[Aim of the exercise]
Rewrite the data from the line containing "bar-cost xyxy=(382,207,400,311)" through the line containing "bar-cost xyxy=(528,207,546,313)", switching each "highlight-mark" to "highlight-box". Keep everything else the same.
╭─ Data to use
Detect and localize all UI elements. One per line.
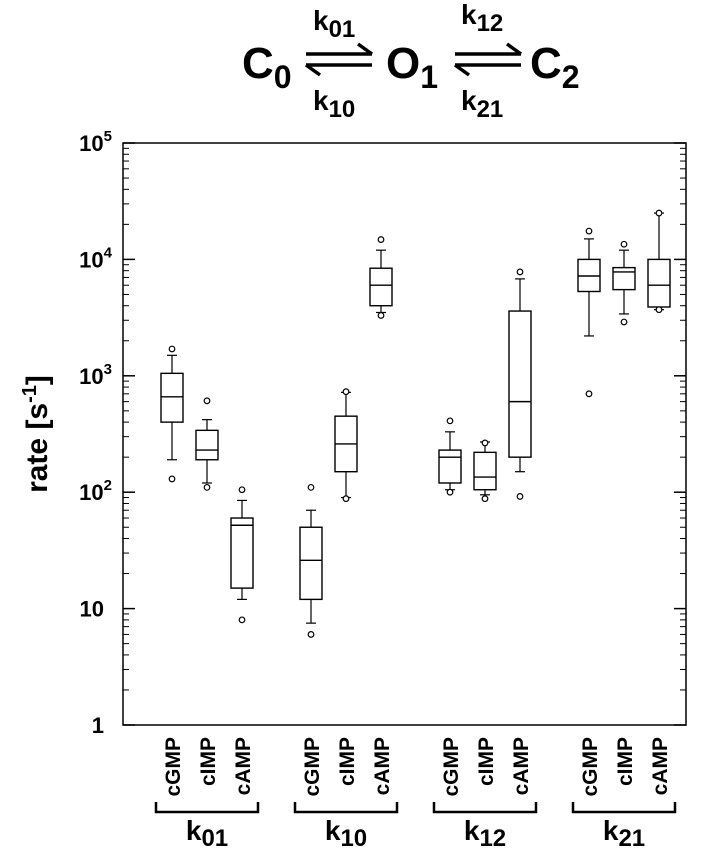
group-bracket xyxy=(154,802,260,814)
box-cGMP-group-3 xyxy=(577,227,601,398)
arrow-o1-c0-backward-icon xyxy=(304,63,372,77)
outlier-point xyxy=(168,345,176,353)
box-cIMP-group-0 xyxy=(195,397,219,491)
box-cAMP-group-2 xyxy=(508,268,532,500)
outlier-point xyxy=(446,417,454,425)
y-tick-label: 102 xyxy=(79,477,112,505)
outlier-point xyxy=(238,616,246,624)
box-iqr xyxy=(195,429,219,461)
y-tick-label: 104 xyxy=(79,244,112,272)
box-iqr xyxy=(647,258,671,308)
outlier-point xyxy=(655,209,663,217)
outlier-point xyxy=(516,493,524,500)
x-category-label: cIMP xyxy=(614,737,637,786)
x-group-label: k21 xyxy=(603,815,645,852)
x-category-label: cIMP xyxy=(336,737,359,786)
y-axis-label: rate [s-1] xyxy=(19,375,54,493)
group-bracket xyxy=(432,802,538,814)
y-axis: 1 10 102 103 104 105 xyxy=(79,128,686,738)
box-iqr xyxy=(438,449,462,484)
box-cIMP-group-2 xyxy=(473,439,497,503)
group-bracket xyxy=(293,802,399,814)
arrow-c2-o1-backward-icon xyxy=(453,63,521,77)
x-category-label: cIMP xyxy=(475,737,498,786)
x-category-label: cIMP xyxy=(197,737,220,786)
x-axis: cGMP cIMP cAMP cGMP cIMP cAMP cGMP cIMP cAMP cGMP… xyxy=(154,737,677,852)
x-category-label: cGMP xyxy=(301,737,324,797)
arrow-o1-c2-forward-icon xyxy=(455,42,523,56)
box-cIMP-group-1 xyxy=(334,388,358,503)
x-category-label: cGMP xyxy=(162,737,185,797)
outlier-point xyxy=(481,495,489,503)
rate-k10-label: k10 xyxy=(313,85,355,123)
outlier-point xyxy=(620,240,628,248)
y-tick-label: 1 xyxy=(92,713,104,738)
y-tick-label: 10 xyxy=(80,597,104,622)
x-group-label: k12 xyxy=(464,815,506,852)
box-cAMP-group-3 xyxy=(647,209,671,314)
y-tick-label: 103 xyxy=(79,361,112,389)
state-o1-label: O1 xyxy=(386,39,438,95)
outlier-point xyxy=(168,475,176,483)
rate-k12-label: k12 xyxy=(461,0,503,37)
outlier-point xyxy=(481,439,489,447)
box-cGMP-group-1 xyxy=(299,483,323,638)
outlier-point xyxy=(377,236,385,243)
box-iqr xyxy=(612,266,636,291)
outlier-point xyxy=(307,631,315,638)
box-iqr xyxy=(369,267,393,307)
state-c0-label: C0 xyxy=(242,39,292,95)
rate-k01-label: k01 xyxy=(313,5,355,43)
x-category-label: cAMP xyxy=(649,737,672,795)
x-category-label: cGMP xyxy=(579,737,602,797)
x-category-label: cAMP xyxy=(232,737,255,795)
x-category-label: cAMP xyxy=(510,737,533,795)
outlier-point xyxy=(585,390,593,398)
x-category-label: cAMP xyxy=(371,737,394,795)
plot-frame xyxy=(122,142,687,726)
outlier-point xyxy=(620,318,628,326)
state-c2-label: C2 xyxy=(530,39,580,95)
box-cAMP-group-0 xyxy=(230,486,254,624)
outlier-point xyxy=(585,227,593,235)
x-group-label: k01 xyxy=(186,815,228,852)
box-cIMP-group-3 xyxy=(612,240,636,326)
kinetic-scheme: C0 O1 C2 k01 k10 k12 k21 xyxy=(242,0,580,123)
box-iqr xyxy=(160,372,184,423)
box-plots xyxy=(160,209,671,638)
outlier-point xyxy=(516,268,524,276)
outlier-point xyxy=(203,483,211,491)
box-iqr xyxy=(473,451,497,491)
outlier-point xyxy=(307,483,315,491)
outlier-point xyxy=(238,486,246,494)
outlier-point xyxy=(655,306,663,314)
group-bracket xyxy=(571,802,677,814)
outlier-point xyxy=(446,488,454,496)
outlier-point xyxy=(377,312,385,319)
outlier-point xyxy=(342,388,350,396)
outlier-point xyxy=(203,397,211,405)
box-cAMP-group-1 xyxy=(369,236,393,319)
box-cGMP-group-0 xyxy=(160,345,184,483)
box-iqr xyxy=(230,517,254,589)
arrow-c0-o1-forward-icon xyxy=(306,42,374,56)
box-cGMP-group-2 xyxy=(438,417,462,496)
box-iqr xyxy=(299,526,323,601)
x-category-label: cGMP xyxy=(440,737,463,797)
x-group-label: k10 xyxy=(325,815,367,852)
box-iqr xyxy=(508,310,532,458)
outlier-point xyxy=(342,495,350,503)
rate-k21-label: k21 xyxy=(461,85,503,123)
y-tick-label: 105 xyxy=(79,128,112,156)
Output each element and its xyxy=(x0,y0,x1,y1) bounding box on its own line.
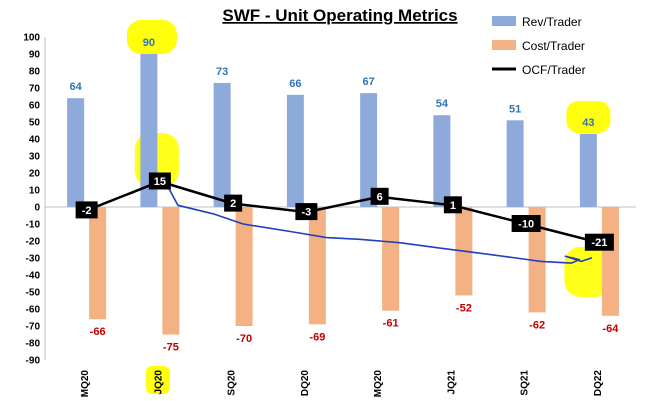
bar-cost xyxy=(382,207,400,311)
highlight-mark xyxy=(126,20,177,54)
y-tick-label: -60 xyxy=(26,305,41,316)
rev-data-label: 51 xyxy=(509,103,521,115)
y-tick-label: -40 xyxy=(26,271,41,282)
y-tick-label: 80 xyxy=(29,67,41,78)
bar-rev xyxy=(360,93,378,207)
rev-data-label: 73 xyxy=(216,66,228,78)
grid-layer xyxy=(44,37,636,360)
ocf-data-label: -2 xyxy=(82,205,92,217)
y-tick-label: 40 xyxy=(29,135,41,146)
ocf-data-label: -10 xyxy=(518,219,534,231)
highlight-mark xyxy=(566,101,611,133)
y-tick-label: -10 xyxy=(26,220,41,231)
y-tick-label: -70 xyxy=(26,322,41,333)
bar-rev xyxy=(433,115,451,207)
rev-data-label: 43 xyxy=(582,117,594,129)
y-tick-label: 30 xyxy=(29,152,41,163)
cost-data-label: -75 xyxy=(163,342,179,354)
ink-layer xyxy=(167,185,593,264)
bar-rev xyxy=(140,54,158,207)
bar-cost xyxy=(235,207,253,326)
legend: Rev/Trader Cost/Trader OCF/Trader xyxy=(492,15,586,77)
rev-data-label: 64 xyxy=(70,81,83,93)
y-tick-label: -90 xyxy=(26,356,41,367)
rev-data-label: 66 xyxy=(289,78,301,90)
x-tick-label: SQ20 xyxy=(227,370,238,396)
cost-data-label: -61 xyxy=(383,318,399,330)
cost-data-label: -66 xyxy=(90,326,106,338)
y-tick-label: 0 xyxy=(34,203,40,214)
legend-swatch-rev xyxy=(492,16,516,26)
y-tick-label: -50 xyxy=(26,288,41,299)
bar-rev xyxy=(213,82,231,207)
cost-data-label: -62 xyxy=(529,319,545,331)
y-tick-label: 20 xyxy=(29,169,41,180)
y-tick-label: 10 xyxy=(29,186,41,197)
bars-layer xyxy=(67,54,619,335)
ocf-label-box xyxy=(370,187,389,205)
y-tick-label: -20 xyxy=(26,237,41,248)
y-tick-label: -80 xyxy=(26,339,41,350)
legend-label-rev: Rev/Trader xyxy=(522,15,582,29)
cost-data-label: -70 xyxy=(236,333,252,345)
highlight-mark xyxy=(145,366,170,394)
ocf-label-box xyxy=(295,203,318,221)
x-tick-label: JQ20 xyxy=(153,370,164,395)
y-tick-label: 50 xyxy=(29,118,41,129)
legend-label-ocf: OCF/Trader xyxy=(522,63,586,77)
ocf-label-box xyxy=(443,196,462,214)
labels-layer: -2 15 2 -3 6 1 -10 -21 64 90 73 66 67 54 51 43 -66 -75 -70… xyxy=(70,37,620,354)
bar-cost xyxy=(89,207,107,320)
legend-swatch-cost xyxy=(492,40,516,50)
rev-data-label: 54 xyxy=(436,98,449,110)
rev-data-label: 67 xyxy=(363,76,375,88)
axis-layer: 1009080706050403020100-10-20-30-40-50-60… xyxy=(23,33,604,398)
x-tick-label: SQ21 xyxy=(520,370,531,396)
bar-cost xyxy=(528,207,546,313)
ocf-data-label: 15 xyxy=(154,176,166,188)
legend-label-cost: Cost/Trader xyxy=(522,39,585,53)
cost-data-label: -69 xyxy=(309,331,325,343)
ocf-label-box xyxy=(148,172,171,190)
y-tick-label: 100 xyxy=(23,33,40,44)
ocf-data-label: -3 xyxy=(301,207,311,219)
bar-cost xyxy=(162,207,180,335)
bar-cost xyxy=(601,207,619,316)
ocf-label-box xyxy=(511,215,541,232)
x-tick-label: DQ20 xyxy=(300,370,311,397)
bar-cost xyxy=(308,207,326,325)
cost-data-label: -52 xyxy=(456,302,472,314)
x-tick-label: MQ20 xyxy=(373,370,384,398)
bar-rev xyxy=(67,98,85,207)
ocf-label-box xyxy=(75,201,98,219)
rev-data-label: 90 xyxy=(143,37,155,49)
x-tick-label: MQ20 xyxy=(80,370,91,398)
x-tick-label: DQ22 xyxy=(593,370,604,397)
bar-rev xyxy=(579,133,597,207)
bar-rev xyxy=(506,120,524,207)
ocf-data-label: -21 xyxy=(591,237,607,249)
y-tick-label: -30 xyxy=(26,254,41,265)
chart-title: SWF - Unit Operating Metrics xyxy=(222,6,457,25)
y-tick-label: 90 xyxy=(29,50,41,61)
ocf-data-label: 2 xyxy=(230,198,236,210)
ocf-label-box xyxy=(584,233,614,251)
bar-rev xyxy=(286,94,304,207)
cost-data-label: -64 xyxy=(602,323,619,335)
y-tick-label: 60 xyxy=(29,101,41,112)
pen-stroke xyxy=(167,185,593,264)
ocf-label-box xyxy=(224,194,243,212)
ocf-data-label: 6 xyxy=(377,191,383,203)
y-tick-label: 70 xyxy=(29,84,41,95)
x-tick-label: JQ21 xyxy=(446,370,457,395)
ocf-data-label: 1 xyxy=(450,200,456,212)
╰─
╭─ Data to use
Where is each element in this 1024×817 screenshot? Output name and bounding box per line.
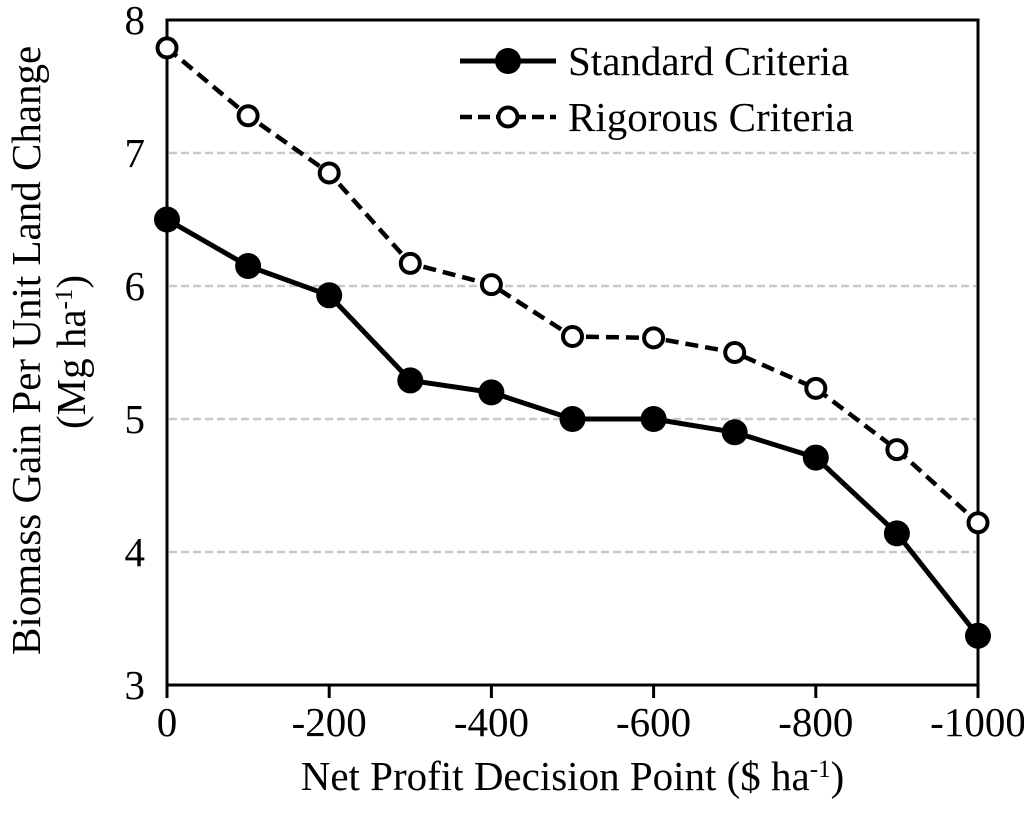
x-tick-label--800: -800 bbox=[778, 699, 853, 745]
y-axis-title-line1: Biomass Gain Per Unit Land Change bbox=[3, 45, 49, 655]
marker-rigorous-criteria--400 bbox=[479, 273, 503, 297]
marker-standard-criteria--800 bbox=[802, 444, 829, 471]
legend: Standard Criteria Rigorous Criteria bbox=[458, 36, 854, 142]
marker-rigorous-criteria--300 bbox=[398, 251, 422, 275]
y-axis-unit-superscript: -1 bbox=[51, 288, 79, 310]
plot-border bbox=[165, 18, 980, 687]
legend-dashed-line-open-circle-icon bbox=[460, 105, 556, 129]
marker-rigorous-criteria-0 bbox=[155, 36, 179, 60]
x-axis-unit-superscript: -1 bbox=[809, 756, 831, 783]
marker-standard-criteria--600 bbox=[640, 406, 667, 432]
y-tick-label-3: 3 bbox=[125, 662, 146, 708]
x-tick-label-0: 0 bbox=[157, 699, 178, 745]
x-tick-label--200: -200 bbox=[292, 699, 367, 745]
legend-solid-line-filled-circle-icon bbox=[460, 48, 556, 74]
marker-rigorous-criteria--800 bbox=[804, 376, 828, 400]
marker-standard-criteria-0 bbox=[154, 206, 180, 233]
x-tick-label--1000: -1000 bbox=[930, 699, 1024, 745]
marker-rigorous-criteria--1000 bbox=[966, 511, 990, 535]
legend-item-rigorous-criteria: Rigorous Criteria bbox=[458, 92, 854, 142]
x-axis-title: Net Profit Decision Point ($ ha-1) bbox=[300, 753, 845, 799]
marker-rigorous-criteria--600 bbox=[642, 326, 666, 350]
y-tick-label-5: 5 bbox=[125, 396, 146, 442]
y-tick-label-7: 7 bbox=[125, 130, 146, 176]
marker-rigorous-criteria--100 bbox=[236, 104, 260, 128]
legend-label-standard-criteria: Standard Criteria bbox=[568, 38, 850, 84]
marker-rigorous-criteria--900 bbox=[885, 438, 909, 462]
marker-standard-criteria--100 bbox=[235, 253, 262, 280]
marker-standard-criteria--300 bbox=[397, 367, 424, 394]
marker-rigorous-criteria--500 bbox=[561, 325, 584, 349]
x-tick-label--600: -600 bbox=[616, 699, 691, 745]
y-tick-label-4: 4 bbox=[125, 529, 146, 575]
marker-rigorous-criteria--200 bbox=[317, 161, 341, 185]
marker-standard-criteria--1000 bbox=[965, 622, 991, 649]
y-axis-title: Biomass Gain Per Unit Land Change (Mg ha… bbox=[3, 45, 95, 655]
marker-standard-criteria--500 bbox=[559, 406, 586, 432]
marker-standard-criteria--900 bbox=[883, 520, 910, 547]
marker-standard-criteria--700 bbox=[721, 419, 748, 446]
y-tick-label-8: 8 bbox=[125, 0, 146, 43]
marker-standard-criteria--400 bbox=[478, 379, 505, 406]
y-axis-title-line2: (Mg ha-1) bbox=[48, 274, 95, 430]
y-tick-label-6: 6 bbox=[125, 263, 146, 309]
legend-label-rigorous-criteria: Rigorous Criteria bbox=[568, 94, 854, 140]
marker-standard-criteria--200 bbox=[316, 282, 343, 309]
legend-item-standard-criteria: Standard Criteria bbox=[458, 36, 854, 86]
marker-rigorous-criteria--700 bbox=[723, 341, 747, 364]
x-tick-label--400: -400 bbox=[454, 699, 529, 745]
╰─
╭─ Data to use
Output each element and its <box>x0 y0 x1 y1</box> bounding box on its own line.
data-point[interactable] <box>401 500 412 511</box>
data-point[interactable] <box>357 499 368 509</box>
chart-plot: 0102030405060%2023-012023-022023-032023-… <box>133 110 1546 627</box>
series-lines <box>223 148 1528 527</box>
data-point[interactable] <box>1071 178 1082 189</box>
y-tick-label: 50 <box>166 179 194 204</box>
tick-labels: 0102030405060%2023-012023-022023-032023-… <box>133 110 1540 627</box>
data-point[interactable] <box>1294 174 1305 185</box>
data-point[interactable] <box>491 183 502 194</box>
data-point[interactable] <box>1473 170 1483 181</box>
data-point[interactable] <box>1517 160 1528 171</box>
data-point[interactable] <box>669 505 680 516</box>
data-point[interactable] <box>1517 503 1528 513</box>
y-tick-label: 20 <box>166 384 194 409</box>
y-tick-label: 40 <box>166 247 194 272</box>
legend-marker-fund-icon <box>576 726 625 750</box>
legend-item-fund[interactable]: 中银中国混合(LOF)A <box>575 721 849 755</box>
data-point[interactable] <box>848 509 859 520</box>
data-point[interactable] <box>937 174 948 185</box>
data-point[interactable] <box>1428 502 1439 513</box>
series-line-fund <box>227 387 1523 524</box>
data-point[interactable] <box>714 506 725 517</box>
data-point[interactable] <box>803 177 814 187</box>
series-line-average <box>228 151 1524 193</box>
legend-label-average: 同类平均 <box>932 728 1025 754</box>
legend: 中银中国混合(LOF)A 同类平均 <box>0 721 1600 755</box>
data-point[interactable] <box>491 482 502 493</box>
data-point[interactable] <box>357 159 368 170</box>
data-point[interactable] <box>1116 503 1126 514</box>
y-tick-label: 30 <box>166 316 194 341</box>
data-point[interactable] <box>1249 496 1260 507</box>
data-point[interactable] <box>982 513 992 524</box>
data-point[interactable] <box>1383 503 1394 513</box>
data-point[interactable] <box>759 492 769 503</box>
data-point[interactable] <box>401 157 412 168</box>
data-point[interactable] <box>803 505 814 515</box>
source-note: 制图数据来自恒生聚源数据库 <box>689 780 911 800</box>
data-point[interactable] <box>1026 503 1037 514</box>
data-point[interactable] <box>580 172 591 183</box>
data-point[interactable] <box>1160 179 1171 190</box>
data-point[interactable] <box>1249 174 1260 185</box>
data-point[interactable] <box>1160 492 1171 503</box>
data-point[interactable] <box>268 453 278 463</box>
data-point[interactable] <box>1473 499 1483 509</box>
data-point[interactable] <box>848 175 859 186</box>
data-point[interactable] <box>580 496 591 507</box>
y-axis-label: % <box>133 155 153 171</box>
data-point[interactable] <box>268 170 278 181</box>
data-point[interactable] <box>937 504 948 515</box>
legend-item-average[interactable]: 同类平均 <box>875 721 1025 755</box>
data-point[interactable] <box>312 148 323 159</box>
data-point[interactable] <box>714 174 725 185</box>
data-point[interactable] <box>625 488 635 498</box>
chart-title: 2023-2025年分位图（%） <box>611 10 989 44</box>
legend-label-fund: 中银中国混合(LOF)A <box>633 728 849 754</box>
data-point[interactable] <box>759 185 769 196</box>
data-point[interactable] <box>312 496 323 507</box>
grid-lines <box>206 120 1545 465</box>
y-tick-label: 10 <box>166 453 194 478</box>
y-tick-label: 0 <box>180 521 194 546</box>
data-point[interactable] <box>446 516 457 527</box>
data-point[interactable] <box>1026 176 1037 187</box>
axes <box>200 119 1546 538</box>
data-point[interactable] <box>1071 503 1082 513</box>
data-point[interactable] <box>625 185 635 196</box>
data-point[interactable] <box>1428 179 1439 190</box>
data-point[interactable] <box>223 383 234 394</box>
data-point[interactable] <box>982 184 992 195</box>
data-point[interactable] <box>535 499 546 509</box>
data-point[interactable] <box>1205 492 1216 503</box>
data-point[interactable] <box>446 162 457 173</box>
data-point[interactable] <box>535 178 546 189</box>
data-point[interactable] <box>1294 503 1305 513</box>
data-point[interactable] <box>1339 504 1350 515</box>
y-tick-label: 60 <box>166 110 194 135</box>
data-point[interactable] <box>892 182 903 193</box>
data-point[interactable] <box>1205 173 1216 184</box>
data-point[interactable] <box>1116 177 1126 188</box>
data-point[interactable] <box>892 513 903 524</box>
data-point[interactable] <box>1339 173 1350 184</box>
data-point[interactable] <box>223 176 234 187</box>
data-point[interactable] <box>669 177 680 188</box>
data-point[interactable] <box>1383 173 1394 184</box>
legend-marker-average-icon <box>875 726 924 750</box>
╰─
[Reply to the exercise]
bar-cost xyxy=(382,207,400,311)
highlight-box xyxy=(126,20,177,54)
y-tick-label: -60 xyxy=(26,305,41,316)
rev-data-label: 51 xyxy=(509,103,521,115)
y-tick-label: -40 xyxy=(26,271,41,282)
y-tick-label: 80 xyxy=(29,67,41,78)
bar-rev xyxy=(360,93,378,207)
rev-data-label: 73 xyxy=(216,66,228,78)
grid-layer xyxy=(44,37,636,360)
ocf-data-label: -2 xyxy=(82,205,92,217)
y-tick-label: 40 xyxy=(29,135,41,146)
ocf-data-label: -10 xyxy=(518,219,534,231)
highlight-box xyxy=(566,101,611,133)
y-tick-label: -10 xyxy=(26,220,41,231)
y-tick-label: -70 xyxy=(26,322,41,333)
bar-rev xyxy=(433,115,451,207)
rev-data-label: 43 xyxy=(582,117,594,129)
y-tick-label: 30 xyxy=(29,152,41,163)
cost-data-label: -75 xyxy=(163,342,179,354)
ink-layer xyxy=(167,185,593,264)
bar-rev xyxy=(140,54,158,207)
bar-cost xyxy=(235,207,253,326)
legend: Rev/Trader Cost/Trader OCF/Trader xyxy=(492,15,586,77)
rev-data-label: 64 xyxy=(70,81,83,93)
y-tick-label: -90 xyxy=(26,356,41,367)
rev-data-label: 66 xyxy=(289,78,301,90)
x-tick-label: SQ20 xyxy=(227,370,238,396)
cost-data-label: -61 xyxy=(383,318,399,330)
cost-data-label: -66 xyxy=(90,326,106,338)
y-tick-label: 0 xyxy=(34,203,40,214)
legend-swatch-rev xyxy=(492,16,516,26)
y-tick-label: -50 xyxy=(26,288,41,299)
bar-rev xyxy=(213,82,231,207)
cost-data-label: -62 xyxy=(529,319,545,331)
y-tick-label: 20 xyxy=(29,169,41,180)
y-tick-label: 10 xyxy=(29,186,41,197)
bars-layer xyxy=(67,54,619,335)
ocf-label-box xyxy=(370,187,389,205)
y-tick-label: -20 xyxy=(26,237,41,248)
y-tick-label: -80 xyxy=(26,339,41,350)
legend-label-rev: Rev/Trader xyxy=(522,15,582,29)
cost-data-label: -70 xyxy=(236,333,252,345)
highlight-box xyxy=(145,366,170,394)
ocf-label-box xyxy=(295,203,318,221)
x-tick-label: JQ20 xyxy=(153,370,164,395)
y-tick-label: 50 xyxy=(29,118,41,129)
legend-label-ocf: OCF/Trader xyxy=(522,63,586,77)
ocf-label-box xyxy=(443,196,462,214)
labels-layer: -2 15 2 -3 6 1 -10 -21 64 90 73 66 67 54 51 43 -66 -75 -70… xyxy=(70,37,620,354)
bar-cost xyxy=(89,207,107,320)
legend-swatch-cost xyxy=(492,40,516,50)
rev-data-label: 54 xyxy=(436,98,449,110)
rev-data-label: 67 xyxy=(363,76,375,88)
axis-layer: 1009080706050403020100-10-20-30-40-50-60… xyxy=(23,33,604,398)
x-tick-label: SQ21 xyxy=(520,370,531,396)
bar-cost xyxy=(528,207,546,313)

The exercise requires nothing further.